• [Stored dataset items]
# # #

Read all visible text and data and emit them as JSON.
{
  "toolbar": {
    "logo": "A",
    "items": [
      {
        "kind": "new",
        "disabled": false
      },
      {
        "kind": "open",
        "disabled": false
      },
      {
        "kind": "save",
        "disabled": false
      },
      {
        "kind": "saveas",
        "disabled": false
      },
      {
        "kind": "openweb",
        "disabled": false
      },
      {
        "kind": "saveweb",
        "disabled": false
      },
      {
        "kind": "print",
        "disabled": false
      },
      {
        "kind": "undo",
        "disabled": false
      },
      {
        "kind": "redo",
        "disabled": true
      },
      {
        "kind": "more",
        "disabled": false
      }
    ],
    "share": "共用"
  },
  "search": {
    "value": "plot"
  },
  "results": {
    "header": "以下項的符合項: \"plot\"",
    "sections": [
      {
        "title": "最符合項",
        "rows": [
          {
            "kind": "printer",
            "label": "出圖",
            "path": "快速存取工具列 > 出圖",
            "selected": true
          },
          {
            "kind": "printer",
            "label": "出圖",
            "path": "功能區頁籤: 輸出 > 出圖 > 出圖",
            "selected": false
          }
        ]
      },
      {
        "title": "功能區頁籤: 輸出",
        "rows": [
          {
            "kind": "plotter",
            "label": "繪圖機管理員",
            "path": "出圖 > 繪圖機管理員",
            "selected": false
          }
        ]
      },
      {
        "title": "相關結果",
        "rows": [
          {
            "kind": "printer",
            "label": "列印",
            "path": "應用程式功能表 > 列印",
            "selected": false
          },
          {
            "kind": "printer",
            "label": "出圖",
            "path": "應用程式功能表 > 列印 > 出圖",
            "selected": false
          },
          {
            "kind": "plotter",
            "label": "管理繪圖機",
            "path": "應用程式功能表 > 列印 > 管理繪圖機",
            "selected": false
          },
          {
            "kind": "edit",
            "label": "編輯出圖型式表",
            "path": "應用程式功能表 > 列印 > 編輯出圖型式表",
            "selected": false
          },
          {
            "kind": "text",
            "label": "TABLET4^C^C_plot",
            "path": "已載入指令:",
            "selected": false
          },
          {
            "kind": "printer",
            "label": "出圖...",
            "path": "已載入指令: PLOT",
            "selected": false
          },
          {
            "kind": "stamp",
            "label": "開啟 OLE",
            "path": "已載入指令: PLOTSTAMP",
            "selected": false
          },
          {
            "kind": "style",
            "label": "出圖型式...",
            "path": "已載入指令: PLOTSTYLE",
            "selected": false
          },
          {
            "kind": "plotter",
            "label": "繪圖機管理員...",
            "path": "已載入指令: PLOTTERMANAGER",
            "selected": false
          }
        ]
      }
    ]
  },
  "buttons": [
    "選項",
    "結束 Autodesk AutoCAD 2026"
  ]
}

# # #

• [Exercise]
Among these entries, how many lines include the string "已載入指令"? Reply with the number by itself.

• [Answer to the problem]
5